TASK PROMPT = Scan the entries below for the word "recommended". Copy each line that has it.

MATERIAL =

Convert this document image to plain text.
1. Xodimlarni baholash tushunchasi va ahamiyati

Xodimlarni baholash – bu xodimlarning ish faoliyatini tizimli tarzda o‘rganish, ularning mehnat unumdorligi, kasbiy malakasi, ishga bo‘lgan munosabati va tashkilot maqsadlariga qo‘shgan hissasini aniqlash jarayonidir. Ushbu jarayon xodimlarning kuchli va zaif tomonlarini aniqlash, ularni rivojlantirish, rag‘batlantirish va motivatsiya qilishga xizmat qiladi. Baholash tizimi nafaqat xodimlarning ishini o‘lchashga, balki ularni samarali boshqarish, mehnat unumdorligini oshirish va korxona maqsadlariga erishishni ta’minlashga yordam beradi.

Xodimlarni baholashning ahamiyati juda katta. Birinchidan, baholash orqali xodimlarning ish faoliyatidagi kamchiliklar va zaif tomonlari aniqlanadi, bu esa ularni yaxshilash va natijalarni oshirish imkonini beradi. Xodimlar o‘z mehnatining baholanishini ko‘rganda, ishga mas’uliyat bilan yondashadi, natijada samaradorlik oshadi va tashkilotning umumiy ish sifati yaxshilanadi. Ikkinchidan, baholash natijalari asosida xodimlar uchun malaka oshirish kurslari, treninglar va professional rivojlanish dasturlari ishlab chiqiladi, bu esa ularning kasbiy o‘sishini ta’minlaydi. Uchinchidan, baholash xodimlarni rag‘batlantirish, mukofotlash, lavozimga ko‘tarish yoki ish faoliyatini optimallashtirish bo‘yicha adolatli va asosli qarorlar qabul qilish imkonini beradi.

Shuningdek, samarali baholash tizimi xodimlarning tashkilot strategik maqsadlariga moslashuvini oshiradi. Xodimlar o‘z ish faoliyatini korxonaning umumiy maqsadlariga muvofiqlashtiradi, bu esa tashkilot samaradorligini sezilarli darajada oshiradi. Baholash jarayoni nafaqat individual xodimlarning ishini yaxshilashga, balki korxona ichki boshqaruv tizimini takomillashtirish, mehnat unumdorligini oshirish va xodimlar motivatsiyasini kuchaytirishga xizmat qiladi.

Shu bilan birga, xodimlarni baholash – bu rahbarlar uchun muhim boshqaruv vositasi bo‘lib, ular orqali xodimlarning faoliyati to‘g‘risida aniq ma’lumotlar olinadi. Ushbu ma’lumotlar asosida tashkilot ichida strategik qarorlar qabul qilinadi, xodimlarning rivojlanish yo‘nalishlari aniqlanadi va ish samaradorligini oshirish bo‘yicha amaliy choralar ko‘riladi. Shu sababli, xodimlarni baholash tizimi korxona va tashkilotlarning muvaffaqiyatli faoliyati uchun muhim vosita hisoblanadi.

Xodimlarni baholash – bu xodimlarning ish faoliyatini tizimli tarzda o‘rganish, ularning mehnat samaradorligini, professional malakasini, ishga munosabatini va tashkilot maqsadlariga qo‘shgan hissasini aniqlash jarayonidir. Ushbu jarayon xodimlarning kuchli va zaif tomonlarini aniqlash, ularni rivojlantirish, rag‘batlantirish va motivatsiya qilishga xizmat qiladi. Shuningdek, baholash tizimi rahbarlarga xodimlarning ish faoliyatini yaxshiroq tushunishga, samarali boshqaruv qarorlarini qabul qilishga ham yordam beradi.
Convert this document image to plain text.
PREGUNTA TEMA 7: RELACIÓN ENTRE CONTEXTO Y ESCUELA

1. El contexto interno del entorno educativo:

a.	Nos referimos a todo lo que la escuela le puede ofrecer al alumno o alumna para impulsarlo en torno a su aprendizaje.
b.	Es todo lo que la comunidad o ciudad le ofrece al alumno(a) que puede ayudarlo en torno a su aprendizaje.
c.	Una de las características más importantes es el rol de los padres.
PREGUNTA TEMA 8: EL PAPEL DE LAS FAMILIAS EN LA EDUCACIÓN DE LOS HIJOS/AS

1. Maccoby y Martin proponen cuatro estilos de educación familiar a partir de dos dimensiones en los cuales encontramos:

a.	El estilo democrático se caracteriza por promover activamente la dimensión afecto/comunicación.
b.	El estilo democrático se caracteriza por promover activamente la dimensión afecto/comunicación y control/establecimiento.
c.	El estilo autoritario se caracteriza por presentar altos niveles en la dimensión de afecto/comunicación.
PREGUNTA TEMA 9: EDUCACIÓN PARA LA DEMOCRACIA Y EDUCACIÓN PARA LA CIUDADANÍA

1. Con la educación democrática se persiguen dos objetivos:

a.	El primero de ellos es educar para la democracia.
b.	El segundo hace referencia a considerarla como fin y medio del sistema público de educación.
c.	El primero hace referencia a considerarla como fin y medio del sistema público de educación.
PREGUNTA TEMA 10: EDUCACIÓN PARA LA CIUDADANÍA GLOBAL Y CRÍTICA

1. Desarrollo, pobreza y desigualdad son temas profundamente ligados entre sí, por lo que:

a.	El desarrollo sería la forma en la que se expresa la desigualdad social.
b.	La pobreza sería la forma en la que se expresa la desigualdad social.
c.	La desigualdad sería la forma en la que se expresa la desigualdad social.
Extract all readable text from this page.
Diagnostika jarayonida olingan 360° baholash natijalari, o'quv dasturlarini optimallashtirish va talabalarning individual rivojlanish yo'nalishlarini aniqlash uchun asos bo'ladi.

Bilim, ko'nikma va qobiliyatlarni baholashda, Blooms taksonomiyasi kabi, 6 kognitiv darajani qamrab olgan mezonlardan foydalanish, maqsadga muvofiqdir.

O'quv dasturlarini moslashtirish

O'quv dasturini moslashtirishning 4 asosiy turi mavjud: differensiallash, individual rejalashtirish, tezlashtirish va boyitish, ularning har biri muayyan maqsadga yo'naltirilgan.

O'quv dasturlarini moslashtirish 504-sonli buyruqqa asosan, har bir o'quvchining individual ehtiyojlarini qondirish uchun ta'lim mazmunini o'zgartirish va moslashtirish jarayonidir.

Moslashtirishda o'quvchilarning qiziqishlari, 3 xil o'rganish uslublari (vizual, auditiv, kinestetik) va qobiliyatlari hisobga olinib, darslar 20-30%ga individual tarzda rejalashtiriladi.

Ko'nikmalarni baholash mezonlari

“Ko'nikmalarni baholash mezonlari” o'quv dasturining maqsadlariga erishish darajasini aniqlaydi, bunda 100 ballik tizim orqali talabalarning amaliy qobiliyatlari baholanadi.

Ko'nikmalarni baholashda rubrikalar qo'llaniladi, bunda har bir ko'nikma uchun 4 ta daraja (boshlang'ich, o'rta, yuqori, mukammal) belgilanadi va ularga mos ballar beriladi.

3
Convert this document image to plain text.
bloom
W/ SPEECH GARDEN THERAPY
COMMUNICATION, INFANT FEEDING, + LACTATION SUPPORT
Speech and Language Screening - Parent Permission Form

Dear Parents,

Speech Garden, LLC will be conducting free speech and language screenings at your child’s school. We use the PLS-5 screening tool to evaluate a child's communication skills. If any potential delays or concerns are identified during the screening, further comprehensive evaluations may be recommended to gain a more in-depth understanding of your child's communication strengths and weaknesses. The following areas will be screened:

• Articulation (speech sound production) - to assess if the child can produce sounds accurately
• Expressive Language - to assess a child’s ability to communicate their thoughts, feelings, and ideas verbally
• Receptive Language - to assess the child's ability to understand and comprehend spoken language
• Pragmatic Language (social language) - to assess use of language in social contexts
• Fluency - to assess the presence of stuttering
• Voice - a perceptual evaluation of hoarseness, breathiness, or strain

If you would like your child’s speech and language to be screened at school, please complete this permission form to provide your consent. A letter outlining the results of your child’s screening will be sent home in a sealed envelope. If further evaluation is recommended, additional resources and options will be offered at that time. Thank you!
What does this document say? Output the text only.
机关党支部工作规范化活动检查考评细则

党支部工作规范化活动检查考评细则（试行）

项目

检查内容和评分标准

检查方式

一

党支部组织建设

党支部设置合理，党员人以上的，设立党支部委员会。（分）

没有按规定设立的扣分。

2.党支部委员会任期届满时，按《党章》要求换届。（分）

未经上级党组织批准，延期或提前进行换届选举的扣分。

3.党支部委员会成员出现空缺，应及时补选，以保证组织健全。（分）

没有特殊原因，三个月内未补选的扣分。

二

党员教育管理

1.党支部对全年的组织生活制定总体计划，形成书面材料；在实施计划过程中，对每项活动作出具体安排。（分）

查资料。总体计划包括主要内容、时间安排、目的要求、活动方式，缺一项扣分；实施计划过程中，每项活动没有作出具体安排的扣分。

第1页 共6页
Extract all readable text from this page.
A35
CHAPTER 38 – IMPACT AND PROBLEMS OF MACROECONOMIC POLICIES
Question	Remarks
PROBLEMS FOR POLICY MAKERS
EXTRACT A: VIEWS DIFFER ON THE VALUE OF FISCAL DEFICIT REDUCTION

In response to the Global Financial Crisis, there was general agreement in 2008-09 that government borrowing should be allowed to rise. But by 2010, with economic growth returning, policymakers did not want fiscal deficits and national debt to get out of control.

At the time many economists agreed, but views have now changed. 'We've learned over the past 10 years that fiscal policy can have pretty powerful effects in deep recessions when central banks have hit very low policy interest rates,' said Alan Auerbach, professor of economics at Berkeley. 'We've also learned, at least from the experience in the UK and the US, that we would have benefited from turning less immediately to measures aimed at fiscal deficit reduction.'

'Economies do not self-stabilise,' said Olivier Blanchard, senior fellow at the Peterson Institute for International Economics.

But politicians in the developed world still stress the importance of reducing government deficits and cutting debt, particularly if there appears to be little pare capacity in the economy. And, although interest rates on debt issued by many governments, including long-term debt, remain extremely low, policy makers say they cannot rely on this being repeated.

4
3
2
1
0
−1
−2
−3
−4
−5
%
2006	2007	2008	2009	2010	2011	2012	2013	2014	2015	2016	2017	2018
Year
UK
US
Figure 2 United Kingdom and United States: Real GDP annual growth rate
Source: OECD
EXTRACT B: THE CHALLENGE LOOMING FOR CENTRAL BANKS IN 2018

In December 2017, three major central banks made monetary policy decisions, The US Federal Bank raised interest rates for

RESPONSE TO THE TASK =
Speech Garden, LLC will be conducting free speech and language screenings at your child’s school. We use the PLS-5 screening tool to evaluate a child's communication skills. If any potential delays or concerns are identified during the screening, further comprehensive evaluations may be recommended to gain a more in-depth understanding of your child's communication strengths and weaknesses. The following areas will be screened:
If you would like your child’s speech and language to be screened at school, please complete this permission form to provide your consent. A letter outlining the results of your child’s screening will be sent home in a sealed envelope. If further evaluation is recommended, additional resources and options will be offered at that time. Thank you!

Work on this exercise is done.